WORK TO COMPLETE
Extract every line that includes the string "مستتر".

DATA FOR THIS TASK
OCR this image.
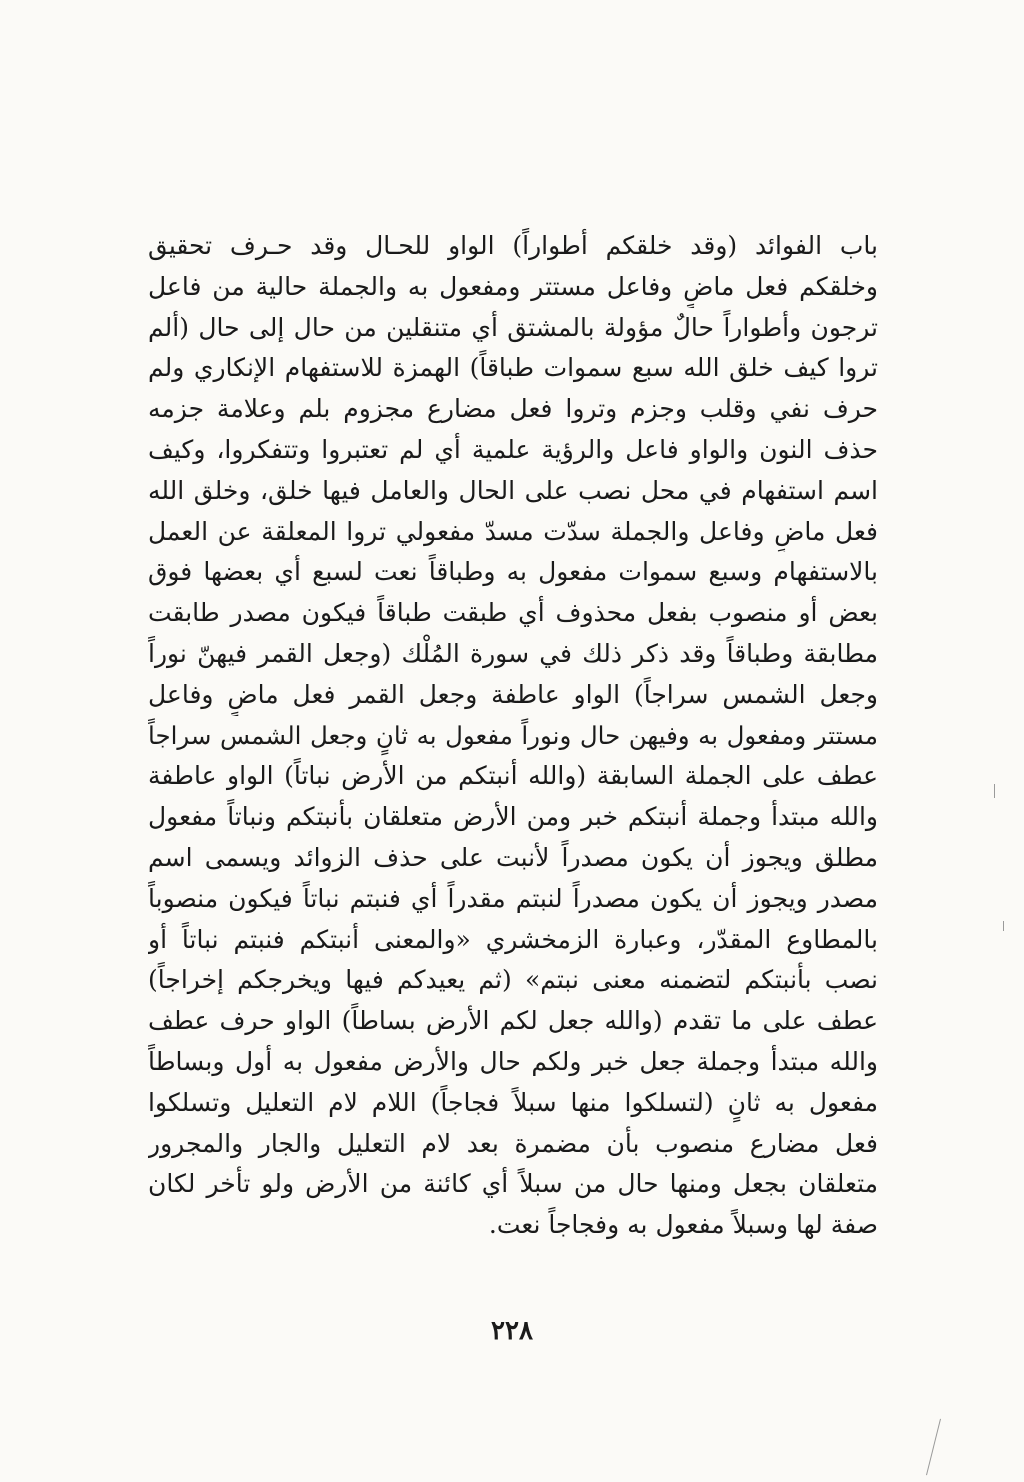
باب الفوائد (وقد خلقكم أطواراً) الواو للحـال وقد حـرف تحقيق
وخلقكم فعل ماضٍ وفاعل مستتر ومفعول به والجملة حالية من فاعل
ترجون وأطواراً حالٌ مؤولة بالمشتق أي متنقلين من حال إلى حال (ألم
تروا كيف خلق الله سبع سموات طباقاً) الهمزة للاستفهام الإنكاري ولم
حرف نفي وقلب وجزم وتروا فعل مضارع مجزوم بلم وعلامة جزمه
حذف النون والواو فاعل والرؤية علمية أي لم تعتبروا وتتفكروا، وكيف
اسم استفهام في محل نصب على الحال والعامل فيها خلق، وخلق الله
فعل ماضٍ وفاعل والجملة سدّت مسدّ مفعولي تروا المعلقة عن العمل
بالاستفهام وسبع سموات مفعول به وطباقاً نعت لسبع أي بعضها فوق
بعض أو منصوب بفعل محذوف أي طبقت طباقاً فيكون مصدر طابقت
مطابقة وطباقاً وقد ذكر ذلك في سورة المُلْك (وجعل القمر فيهنّ نوراً
وجعل الشمس سراجاً) الواو عاطفة وجعل القمر فعل ماضٍ وفاعل
مستتر ومفعول به وفيهن حال ونوراً مفعول به ثانٍ وجعل الشمس سراجاً
عطف على الجملة السابقة (والله أنبتكم من الأرض نباتاً) الواو عاطفة
والله مبتدأ وجملة أنبتكم خبر ومن الأرض متعلقان بأنبتكم ونباتاً مفعول
مطلق ويجوز أن يكون مصدراً لأنبت على حذف الزوائد ويسمى اسم
مصدر ويجوز أن يكون مصدراً لنبتم مقدراً أي فنبتم نباتاً فيكون منصوباً
بالمطاوع المقدّر، وعبارة الزمخشري «والمعنى أنبتكم فنبتم نباتاً أو
نصب بأنبتكم لتضمنه معنى نبتم» (ثم يعيدكم فيها ويخرجكم إخراجاً)
عطف على ما تقدم (والله جعل لكم الأرض بساطاً) الواو حرف عطف
والله مبتدأ وجملة جعل خبر ولكم حال والأرض مفعول به أول وبساطاً
مفعول به ثانٍ (لتسلكوا منها سبلاً فجاجاً) اللام لام التعليل وتسلكوا
فعل مضارع منصوب بأن مضمرة بعد لام التعليل والجار والمجرور
متعلقان بجعل ومنها حال من سبلاً أي كائنة من الأرض ولو تأخر لكان
صفة لها وسبلاً مفعول به وفجاجاً نعت.
٢٢٨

ANSWER TO THIS TASK
وخلقكم فعل ماضٍ وفاعل مستتر ومفعول به والجملة حالية من فاعل
مستتر ومفعول به وفيهن حال ونوراً مفعول به ثانٍ وجعل الشمس سراجاً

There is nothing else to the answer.